Supplied text>
:::
Conventional algorithms are often biased towards the majority class because the LOSS function attempts to optimize error rate without taking the data distribution into consideration. In the worst case, minority examples are treated as outliers of the majority class and ignores. The learning algorithm simply generates a trivial classifier that classifies every examples as the majority class [accuracy=freq of majority class]

Since the data is highly imbalanced, a stratified shuffle sampling method with a predefined random seed is used to preserve the class imbalance in the split data. In sklearn, this is “from sklearn.model_selection import StratifiedKFold”

set.seed(8402)
train_index <- caret::createDataPartition(loans$default, times=1, p=0.8, list=F)
train <- loans[ train_index, ]
test  <- loans[-train_index, ] #loans.loc[~train_index, :] in python
table(train$default)/nrow(train)
## 
##      FALSE       TRUE 
## 0.98449431 0.01550569
table(test$default)/nrow(test)
## 
##      FALSE       TRUE 
## 0.98449592 0.01550408

9. Exploratory Data Analysis

9.1. Continuous Variables

  • loan_amnt
  • funded_amnt
  • funded_amnt_inv
  • annual_inc
income_vars <- c("annual_inc")
loan_amount_vars <- c("loan_amnt", "funded_amnt", "funded_amnt_inv")

train %>%
  select_(.dots = income_vars) %>%
  gather_("variable", "value", gather_cols = income_vars) %>%
  ggplot(aes(x = value)) +
  facet_wrap(~ variable, ncol = 3) +
  scale_x_continuous(limits=c(0,1000000)) + 
  geom_histogram()
## Warning: `select_()` was deprecated in dplyr 0.7.0.
## Please use `select()` instead.
## This warning is displayed once every 8 hours.
## Call `lifecycle::last_lifecycle_warnings()` to see where this warning was generated.
## `stat_bin()` using `bins = 30`. Pick better value with `binwidth`.
## Warning: Removed 490 rows containing non-finite values (stat_bin).
## Warning: Removed 2 rows containing missing values (geom_bar).

train %>%
  select_(.dots = loan_amount_vars) %>%
  gather_("variable", "value", gather_cols = loan_amount_vars) %>%
  ggplot(aes(x = value)) +
  facet_wrap(~ variable, scales = "free_x", ncol = 3) +
  geom_histogram()
## `stat_bin()` using `bins = 30`. Pick better value with `binwidth`.
:::
Records to process>
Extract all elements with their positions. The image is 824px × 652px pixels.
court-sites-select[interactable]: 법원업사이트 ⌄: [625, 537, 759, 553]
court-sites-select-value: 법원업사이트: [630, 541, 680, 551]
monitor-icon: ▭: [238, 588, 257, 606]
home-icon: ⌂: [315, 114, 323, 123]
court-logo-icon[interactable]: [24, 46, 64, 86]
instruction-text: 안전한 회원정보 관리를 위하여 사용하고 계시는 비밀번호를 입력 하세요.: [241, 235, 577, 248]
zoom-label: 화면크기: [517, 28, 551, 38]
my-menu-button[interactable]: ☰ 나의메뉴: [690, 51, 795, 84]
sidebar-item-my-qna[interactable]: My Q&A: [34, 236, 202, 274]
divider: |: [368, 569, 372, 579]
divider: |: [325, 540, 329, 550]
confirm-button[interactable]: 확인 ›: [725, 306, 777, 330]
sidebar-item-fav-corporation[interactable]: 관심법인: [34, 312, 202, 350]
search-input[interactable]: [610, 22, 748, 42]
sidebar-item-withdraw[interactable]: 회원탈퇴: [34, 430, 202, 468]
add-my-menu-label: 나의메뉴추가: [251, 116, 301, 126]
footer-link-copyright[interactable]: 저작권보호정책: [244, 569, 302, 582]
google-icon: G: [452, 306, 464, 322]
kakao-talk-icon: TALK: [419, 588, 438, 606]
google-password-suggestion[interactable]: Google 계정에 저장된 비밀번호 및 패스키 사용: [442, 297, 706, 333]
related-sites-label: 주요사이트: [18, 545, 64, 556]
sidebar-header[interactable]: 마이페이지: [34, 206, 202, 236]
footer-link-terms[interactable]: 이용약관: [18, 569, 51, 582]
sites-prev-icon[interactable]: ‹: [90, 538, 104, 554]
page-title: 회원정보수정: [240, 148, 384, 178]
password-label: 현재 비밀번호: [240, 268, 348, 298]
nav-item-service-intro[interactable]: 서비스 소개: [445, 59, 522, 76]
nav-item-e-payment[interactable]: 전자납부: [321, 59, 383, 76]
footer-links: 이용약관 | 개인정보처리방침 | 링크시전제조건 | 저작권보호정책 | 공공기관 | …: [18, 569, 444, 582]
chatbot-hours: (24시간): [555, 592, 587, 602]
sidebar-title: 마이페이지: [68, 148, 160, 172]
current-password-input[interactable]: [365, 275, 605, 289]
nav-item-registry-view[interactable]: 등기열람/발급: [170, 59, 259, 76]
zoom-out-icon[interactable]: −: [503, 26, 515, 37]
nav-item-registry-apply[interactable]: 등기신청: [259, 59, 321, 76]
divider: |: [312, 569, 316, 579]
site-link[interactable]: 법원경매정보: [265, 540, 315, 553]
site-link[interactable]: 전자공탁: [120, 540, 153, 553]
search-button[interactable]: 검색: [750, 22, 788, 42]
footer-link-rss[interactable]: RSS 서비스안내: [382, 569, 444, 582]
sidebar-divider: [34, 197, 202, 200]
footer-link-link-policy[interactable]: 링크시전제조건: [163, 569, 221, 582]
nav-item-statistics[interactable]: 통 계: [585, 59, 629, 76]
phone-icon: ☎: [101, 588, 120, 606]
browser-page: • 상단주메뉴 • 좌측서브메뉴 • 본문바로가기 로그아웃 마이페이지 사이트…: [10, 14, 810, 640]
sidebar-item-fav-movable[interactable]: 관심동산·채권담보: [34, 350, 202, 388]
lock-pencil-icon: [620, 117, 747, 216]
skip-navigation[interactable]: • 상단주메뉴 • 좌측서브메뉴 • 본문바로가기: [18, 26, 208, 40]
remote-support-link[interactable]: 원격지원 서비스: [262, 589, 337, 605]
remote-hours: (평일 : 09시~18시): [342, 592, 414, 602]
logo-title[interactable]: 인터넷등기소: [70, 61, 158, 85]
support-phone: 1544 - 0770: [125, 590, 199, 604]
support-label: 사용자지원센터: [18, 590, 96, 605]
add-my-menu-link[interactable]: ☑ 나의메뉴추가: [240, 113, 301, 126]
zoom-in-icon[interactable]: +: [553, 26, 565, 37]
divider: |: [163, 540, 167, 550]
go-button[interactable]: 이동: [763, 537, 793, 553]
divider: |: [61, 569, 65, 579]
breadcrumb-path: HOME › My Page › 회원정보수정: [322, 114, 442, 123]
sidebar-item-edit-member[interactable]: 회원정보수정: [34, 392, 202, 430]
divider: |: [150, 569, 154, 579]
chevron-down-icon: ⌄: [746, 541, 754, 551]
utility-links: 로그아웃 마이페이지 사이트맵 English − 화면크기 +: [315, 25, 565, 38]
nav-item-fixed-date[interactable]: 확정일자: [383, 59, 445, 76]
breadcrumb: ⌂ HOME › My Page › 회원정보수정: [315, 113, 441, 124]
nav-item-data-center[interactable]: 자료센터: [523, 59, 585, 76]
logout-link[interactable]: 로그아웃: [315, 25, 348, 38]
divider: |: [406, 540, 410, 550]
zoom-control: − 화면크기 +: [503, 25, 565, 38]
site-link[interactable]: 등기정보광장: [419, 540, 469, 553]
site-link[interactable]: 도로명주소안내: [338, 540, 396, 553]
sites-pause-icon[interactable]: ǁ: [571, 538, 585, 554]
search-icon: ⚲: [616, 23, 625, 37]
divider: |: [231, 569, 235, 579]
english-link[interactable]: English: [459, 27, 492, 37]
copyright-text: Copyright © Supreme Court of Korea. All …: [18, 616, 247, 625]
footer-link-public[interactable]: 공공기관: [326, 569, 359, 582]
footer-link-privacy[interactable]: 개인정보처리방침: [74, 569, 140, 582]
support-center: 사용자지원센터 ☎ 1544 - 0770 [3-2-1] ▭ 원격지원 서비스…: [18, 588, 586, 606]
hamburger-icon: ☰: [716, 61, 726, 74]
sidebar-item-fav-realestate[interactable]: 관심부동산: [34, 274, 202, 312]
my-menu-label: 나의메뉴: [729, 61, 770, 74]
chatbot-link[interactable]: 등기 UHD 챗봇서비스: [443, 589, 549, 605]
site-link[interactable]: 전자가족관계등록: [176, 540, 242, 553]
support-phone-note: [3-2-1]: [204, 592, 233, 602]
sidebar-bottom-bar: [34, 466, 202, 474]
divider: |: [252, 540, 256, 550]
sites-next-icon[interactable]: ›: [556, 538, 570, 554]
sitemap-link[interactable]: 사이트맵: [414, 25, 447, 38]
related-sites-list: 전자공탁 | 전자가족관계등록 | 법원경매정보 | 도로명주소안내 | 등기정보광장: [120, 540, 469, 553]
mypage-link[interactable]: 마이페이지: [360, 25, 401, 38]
:::
Tasks to carry out>
[1] Substitute "separator" for "divider" in the records, from their first line through the line containing "footer-link-terms[interactable]: 이용약관: [18, 569, 51, 582]", and reproduce only those lines with nothing else changed.
[2] Extend the text on loan default analysis from the point where it stops.
The text and the records are separate, unrelated material.

Task answers>
[1]
Extract all elements with their positions. The image is 824px × 652px pixels.
court-sites-select[interactable]: 법원업사이트 ⌄: [625, 537, 759, 553]
court-sites-select-value: 법원업사이트: [630, 541, 680, 551]
monitor-icon: ▭: [238, 588, 257, 606]
home-icon: ⌂: [315, 114, 323, 123]
court-logo-icon[interactable]: [24, 46, 64, 86]
instruction-text: 안전한 회원정보 관리를 위하여 사용하고 계시는 비밀번호를 입력 하세요.: [241, 235, 577, 248]
zoom-label: 화면크기: [517, 28, 551, 38]
my-menu-button[interactable]: ☰ 나의메뉴: [690, 51, 795, 84]
sidebar-item-my-qna[interactable]: My Q&A: [34, 236, 202, 274]
separator: |: [368, 569, 372, 579]
separator: |: [325, 540, 329, 550]
confirm-button[interactable]: 확인 ›: [725, 306, 777, 330]
sidebar-item-fav-corporation[interactable]: 관심법인: [34, 312, 202, 350]
search-input[interactable]: [610, 22, 748, 42]
sidebar-item-withdraw[interactable]: 회원탈퇴: [34, 430, 202, 468]
add-my-menu-label: 나의메뉴추가: [251, 116, 301, 126]
footer-link-copyright[interactable]: 저작권보호정책: [244, 569, 302, 582]
google-icon: G: [452, 306, 464, 322]
kakao-talk-icon: TALK: [419, 588, 438, 606]
google-password-suggestion[interactable]: Google 계정에 저장된 비밀번호 및 패스키 사용: [442, 297, 706, 333]
related-sites-label: 주요사이트: [18, 545, 64, 556]
sidebar-header[interactable]: 마이페이지: [34, 206, 202, 236]
footer-link-terms[interactable]: 이용약관: [18, 569, 51, 582]

[2]
## Warning: Removed 78 rows containing non-finite values (stat_bin).

The annual income distribution shows that most applications have income less than 125k. The loan applied for, the loan committed and the amount invested show similar distributions.

9.2. Catogorical Variables

  • term
  • int_rate
  • grade
  • emp_title
  • home_ownership
  • verification_status
  • application_type
  • loan_status
  • purpose
  • zip_code (geo)
  • addr_state (geo)
  • issue_d (timestamp)
cat_vars <-  c("term", "grade", "sub_grade", "emp_title", "home_ownership",
    "verification_status", "loan_status", "purpose", "zip_code",
    "addr_state", "application_type", "policy_code")
meta_loans %>% dplyr::select(variable, p_zeros, p_na, unique) %>% 
  filter(variable %in% cat_vars) %>% 
  knitr::kable()
variable p_zeros p_na unique
term 0 0 3
grade 0 0 8
sub_grade 0 0 36
emp_title 0 0 483751
home_ownership 0 0 7
verification_status 0 0 4
loan_status 0 0 10
purpose 0 0 15
zip_code 0 0 957
addr_state 0 0 52
policy_code 0 0 1
application_type 0 0 3
#emp_title has too many unique values to spread out as K or 483751 binary variables 

9.3. Grade

Alternative credit scoring especially for self-employed businesses. Fintech uses social signal data and ml algorithms to assess the creditworthiness of an applicant.

LendingClub uses Grade as an ordinal factor to access the applicant’s creditworthiness.

train %>% ggplot(aes(grade, loan_amnt)) +
  geom_boxplot(fill='white', colour='darkblue', outlier.colour = 'red', outlier.shape = 1) +
  stat_summary(fun.data = function(x) return(c(y=median(x)*1.10, label=length(x))), geom='text') +
  stat_summary(fun.y=mean, geom='point', color='green') +
  facet_wrap(~default) +
  scale_y_continuous(labels = comma) +
  labs(title='Loan Amount by Grade Separated by Default', x='Grade', y='Loan Amount')
## Warning: `fun.y` is deprecated. Use `fun` instead.
## Warning: Removed 26 rows containing non-finite values (stat_boxplot).
## Warning: Removed 26 rows containing non-finite values (stat_summary).
## Removed 26 rows containing non-finite values (stat_summary).

  • Lower quality loans tend to have higher loan amount
  • There are couple of outliers in non-defaulters of grade A,B,C.
  • IQRs are slightly higher for bad loans and defaulters.
train <- train[!train$term=='',] #remove 26 NA's in term
train %>% ggplot(aes(grade, int_rate)) +
  geom_boxplot(fill='white',color='darkblue', outlier.colour = 'red', outlier.shape=1) +
  stat_summary(fun.data = function(x) return(c(y=median(x)*1.10, label=length(x))), geom='text') +
  stat_summary(fun=mean, geom='point', color='green') +
  scale_y_continuous(labels=comma) +
  labs(title='Interest Rate by Grade', x='Grade', y='Interest Rate') +
  facet_wrap(~term)

  • The lower the grade, the higher the interest rates and higher variations in interest rates.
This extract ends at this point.